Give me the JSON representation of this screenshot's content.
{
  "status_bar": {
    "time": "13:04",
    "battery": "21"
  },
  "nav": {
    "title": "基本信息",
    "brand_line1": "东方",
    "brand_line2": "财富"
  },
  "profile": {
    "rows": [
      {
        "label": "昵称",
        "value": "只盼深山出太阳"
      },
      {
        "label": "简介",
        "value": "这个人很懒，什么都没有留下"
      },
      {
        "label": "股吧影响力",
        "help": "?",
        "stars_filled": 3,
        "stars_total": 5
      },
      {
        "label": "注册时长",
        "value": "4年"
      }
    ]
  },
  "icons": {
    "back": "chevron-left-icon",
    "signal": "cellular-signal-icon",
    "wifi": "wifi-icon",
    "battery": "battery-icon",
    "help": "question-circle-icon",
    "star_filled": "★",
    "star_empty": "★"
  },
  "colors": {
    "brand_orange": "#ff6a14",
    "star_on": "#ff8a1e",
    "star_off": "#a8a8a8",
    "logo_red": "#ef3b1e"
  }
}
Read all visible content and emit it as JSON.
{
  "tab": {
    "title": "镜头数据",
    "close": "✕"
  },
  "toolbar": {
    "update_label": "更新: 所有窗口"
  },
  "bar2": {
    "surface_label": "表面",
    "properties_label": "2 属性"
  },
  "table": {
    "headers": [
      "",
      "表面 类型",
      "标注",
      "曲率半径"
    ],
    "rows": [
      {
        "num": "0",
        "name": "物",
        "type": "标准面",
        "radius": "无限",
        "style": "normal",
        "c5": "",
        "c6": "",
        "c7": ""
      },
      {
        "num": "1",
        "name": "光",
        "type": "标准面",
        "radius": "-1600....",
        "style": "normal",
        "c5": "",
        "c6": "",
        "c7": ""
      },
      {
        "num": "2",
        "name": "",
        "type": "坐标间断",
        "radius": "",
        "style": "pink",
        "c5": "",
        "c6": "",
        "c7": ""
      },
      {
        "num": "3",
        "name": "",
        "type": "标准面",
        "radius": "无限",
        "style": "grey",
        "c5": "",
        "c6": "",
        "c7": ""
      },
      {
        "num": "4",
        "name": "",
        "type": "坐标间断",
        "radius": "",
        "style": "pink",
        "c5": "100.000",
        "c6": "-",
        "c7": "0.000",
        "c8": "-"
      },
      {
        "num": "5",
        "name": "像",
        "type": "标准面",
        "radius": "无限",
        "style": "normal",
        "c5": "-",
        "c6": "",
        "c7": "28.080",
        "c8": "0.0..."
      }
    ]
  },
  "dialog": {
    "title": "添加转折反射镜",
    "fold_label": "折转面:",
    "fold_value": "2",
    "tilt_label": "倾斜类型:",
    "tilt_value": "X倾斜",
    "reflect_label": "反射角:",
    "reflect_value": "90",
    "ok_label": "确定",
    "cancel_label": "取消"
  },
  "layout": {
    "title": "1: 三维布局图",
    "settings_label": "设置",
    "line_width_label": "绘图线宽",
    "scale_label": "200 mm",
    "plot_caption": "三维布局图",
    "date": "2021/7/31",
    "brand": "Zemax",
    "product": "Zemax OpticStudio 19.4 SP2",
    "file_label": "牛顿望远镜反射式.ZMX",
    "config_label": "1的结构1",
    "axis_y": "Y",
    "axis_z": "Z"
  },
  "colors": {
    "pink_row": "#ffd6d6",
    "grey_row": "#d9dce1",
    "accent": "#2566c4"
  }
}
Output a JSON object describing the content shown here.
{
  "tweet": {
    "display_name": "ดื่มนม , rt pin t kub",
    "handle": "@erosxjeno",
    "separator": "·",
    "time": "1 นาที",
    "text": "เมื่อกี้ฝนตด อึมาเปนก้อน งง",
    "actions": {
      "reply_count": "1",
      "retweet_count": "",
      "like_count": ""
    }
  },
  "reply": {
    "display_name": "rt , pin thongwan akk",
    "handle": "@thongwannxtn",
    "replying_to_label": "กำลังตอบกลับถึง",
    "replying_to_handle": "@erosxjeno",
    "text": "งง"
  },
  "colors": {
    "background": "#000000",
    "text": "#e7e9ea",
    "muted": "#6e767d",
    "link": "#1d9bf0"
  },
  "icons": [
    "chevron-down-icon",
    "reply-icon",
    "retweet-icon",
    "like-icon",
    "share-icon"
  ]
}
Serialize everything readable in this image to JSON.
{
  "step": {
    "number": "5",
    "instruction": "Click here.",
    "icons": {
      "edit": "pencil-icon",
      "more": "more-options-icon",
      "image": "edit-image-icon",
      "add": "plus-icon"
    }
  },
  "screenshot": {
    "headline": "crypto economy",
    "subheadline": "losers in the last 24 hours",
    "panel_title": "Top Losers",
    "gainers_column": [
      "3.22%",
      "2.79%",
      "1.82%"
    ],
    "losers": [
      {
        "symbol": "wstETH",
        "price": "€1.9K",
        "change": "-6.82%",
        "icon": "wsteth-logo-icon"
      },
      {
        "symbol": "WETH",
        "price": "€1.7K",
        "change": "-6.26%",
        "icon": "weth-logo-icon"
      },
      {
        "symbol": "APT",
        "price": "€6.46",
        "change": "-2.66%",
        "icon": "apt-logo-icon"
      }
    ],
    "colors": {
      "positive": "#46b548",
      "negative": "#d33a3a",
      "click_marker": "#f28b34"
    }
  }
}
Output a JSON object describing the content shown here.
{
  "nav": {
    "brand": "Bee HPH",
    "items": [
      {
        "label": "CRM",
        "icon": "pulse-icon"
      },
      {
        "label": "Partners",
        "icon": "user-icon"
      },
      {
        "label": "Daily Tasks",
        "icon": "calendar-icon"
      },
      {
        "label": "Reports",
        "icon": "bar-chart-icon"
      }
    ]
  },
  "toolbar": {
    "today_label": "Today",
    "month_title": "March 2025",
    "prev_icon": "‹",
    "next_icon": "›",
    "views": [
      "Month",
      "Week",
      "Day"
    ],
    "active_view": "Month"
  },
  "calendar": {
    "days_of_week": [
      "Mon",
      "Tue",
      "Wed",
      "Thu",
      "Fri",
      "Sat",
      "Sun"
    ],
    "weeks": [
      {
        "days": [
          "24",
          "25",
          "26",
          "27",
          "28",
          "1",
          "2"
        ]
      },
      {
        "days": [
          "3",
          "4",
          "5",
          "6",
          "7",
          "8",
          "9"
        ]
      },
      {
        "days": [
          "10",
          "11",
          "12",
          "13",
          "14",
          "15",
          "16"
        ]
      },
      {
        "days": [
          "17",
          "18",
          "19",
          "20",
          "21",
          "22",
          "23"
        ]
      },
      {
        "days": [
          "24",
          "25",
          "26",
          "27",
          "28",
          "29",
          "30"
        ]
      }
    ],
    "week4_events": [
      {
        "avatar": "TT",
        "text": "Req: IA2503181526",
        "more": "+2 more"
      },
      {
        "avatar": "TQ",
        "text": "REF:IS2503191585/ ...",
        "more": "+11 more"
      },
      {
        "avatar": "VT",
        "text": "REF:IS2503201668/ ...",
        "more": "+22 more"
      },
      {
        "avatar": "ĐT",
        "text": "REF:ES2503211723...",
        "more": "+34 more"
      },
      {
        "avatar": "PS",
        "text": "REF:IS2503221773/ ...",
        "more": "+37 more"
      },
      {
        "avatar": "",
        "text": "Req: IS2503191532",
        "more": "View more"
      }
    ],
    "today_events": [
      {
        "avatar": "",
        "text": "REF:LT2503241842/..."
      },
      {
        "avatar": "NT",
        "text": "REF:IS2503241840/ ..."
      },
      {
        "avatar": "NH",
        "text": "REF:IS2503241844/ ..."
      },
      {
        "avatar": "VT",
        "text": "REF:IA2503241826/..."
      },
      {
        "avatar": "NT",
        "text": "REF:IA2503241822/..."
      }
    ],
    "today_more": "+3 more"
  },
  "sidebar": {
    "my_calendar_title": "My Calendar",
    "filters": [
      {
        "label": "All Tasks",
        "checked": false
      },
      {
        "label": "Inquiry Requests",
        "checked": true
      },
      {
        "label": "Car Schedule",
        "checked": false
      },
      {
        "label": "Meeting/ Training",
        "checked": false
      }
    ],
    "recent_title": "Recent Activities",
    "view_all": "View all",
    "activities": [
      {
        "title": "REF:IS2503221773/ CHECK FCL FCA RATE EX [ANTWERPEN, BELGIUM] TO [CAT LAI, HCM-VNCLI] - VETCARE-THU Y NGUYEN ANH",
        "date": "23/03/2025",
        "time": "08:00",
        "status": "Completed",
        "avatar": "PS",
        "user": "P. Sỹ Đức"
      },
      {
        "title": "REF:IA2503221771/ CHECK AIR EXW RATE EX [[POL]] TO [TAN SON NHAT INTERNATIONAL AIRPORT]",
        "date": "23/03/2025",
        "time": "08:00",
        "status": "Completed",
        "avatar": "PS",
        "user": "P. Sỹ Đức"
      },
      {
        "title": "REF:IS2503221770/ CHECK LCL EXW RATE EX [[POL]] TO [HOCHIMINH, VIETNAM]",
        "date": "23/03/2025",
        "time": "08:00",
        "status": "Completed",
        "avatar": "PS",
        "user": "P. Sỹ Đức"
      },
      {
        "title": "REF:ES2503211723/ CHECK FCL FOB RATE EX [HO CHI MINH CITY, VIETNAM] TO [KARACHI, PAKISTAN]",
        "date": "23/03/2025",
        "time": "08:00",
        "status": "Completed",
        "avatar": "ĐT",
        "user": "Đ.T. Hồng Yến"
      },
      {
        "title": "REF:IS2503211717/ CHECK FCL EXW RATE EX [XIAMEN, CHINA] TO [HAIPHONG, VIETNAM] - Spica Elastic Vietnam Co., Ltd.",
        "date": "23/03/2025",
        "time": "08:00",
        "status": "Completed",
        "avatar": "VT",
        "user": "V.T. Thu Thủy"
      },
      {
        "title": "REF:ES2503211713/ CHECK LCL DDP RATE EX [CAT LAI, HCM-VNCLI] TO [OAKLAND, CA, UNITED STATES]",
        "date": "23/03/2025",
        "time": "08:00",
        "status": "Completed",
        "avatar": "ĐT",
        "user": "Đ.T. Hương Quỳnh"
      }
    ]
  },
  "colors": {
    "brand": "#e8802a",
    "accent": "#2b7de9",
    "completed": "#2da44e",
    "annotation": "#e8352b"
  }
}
──────────
From the listing, tally every line with the word "screenshot" in it and give only the tally.

2